* **Directions**
Please count the lines below that contain the word "Binder", and reply with that number alone.

* **Dataset rows**
--- START ---

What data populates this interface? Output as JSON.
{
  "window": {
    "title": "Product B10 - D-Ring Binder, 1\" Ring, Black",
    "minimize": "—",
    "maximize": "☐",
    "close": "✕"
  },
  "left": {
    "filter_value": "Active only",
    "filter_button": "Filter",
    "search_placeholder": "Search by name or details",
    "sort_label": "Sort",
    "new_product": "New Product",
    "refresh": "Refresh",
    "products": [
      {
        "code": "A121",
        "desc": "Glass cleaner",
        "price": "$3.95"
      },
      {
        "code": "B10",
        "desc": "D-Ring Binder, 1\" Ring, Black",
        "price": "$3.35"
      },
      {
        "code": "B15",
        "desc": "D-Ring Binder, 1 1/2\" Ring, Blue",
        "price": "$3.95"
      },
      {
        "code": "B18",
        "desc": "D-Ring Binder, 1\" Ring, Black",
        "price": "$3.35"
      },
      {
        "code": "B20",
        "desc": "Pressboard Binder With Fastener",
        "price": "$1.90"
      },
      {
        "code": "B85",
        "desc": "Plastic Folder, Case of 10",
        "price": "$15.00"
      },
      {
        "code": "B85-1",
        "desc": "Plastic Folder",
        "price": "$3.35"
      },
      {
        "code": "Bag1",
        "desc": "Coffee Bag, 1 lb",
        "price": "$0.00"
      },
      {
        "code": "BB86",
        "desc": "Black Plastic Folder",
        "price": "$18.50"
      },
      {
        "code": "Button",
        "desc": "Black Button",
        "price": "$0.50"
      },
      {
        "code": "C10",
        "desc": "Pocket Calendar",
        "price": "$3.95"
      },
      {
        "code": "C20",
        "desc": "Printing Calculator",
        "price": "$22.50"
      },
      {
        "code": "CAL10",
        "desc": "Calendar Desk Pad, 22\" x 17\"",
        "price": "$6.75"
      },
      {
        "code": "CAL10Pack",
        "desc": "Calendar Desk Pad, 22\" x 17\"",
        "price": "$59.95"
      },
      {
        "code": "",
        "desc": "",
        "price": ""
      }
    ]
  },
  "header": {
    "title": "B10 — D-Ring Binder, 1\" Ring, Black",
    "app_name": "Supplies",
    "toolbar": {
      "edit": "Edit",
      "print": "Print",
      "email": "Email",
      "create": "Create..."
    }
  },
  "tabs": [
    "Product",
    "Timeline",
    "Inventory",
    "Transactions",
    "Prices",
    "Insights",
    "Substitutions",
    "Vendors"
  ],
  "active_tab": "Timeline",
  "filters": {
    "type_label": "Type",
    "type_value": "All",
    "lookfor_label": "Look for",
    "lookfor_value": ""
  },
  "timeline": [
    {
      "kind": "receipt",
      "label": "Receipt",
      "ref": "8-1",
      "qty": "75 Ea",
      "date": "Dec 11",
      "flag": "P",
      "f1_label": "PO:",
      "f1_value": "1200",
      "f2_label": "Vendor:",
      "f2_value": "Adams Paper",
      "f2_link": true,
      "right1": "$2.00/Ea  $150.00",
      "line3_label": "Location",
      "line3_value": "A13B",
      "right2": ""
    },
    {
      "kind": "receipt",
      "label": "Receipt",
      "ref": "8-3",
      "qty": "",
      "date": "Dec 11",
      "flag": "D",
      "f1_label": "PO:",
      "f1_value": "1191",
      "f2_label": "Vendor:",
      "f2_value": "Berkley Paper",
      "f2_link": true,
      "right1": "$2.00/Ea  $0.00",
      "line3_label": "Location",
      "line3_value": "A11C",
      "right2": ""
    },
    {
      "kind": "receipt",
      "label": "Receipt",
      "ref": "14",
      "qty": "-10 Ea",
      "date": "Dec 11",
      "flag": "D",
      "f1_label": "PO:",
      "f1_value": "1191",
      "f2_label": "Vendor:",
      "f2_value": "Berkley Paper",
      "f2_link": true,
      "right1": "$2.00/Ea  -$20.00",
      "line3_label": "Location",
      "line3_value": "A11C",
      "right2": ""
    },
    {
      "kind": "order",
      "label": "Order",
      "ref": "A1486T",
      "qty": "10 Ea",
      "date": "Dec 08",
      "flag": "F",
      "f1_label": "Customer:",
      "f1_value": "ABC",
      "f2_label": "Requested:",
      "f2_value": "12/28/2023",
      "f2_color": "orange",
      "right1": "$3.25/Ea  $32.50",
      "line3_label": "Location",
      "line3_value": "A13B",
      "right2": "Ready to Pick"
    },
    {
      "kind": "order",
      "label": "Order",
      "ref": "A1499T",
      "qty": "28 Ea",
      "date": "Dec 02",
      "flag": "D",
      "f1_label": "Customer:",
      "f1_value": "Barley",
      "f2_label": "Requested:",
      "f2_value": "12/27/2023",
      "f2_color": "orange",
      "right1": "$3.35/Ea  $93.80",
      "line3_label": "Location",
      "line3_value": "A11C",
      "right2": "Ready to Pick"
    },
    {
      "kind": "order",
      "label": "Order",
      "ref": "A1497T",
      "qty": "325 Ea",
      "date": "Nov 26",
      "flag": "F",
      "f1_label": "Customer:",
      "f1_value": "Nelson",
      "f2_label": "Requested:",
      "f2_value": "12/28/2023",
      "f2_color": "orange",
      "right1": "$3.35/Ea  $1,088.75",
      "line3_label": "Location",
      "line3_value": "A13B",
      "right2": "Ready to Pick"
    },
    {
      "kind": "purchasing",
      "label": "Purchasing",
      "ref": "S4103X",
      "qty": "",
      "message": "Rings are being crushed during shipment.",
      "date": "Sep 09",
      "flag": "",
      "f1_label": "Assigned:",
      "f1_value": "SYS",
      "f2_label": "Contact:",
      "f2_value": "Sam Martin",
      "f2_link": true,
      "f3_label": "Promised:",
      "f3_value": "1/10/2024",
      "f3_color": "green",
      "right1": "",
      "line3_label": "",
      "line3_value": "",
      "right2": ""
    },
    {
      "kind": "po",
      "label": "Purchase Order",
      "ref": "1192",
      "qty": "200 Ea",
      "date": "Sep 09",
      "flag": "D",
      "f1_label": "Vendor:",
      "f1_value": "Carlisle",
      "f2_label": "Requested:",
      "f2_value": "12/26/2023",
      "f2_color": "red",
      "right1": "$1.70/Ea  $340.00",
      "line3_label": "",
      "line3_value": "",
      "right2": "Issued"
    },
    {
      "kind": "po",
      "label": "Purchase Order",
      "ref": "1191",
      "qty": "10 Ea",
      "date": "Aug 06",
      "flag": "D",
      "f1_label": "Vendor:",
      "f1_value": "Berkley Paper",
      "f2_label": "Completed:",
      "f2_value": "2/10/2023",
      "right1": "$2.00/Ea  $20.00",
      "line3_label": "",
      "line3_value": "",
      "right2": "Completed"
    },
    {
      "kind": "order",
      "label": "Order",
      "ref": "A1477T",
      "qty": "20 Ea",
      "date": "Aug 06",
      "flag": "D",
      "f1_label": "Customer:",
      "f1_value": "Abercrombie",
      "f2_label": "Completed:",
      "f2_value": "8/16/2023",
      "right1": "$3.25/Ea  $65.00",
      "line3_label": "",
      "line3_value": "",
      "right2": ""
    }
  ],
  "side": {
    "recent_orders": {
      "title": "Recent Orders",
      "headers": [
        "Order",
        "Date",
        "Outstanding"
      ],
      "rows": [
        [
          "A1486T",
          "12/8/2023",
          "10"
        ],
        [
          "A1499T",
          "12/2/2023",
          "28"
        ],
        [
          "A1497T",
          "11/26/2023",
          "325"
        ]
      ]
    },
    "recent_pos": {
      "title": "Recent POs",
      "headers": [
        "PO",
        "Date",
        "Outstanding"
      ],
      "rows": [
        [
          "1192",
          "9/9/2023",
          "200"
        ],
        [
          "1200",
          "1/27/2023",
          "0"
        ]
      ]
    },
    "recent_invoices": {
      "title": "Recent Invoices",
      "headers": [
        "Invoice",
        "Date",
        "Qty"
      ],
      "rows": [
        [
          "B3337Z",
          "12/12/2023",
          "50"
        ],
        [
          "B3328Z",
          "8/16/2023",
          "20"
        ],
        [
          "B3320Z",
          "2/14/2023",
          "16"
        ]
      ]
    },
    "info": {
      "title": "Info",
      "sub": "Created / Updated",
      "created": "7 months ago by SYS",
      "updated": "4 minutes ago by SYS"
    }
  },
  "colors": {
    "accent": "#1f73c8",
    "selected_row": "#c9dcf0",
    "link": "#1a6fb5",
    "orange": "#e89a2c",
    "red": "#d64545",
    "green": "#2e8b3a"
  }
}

--- END ---

* **The response**
6